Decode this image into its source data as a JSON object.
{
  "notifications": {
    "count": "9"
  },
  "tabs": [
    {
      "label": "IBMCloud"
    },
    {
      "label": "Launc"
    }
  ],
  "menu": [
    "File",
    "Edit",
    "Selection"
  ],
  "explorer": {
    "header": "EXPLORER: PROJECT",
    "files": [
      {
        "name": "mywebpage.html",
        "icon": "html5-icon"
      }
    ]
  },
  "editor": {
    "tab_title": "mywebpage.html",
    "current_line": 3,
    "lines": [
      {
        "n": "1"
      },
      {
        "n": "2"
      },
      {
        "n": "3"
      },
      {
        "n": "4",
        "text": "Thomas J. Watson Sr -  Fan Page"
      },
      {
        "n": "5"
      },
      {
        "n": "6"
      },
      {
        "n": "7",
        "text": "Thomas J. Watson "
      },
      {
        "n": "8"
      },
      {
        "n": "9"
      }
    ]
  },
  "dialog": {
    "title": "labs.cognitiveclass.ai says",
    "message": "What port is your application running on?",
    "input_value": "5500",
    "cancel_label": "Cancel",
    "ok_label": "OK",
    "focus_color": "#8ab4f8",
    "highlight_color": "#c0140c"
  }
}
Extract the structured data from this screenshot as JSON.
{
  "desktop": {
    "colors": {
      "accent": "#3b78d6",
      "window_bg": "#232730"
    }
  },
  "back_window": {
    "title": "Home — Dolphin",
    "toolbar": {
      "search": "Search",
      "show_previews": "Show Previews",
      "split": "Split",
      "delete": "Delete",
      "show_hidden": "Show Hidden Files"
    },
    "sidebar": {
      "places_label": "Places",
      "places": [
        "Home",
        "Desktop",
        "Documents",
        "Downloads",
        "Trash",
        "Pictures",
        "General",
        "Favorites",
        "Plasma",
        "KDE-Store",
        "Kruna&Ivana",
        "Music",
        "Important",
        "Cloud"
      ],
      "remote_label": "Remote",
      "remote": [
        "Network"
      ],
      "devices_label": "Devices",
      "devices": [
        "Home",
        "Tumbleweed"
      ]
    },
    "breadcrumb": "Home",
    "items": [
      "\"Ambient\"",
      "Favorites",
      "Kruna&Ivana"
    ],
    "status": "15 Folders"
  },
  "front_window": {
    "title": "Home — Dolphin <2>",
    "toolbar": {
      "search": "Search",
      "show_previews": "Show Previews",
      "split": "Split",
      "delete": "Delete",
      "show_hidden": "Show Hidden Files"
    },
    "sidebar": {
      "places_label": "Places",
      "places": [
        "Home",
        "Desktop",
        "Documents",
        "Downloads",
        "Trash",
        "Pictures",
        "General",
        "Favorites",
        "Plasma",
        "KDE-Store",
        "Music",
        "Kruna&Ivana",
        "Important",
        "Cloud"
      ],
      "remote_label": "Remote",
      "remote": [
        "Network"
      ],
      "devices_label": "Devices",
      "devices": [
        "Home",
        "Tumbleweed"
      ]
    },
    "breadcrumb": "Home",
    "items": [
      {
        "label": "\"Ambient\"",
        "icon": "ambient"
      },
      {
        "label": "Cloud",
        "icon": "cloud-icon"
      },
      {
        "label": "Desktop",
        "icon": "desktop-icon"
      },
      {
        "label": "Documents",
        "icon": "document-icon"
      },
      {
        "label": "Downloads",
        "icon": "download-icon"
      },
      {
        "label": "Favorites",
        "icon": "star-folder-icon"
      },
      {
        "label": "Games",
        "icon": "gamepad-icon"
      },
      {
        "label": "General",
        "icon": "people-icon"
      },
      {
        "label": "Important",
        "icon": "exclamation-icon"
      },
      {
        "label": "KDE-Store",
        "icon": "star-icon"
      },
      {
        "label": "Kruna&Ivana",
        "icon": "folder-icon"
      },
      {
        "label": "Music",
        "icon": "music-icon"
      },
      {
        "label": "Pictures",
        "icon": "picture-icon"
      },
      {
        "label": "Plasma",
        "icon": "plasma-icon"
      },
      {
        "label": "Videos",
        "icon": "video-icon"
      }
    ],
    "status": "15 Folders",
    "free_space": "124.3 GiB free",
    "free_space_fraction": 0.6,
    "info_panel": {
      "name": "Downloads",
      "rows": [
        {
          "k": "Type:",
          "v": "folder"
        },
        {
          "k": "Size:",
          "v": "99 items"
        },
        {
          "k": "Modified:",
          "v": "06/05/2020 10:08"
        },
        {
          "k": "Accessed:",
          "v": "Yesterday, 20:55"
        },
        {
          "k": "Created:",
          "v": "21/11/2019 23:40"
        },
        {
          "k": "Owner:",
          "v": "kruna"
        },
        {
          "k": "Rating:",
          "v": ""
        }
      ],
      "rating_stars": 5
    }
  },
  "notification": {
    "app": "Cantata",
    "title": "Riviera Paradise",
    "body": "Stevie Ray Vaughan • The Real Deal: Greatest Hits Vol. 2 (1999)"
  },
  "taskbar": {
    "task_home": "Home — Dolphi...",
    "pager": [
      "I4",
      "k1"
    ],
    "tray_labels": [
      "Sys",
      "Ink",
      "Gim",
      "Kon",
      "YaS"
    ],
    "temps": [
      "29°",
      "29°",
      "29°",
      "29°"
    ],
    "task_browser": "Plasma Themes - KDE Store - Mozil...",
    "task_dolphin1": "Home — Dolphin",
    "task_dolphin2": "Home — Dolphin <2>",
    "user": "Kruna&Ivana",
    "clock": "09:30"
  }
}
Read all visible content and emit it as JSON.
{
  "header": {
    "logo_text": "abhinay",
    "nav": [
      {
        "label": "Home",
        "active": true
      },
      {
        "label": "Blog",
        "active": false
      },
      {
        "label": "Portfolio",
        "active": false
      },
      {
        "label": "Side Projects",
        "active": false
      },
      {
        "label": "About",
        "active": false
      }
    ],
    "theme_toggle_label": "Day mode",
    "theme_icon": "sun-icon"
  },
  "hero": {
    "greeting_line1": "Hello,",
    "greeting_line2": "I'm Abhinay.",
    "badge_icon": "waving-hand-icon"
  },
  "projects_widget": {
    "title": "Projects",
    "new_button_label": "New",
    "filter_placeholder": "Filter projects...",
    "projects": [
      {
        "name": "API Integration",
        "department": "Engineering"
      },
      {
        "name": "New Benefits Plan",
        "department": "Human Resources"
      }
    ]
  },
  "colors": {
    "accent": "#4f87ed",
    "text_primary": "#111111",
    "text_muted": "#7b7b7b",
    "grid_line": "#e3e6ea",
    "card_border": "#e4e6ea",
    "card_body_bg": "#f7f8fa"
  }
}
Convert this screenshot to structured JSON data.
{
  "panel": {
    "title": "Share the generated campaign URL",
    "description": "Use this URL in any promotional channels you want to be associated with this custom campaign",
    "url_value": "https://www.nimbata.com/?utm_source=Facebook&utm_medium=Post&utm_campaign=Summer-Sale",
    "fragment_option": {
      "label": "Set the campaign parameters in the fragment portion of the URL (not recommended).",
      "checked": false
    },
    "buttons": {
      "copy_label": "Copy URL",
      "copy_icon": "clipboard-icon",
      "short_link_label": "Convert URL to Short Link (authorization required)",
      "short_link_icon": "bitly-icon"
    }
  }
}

------------------------------

Pull out all lines of the data with the string "Watson".

        "text": "Thomas J. Watson Sr -  Fan Page"
        "text": "Thomas J. Watson "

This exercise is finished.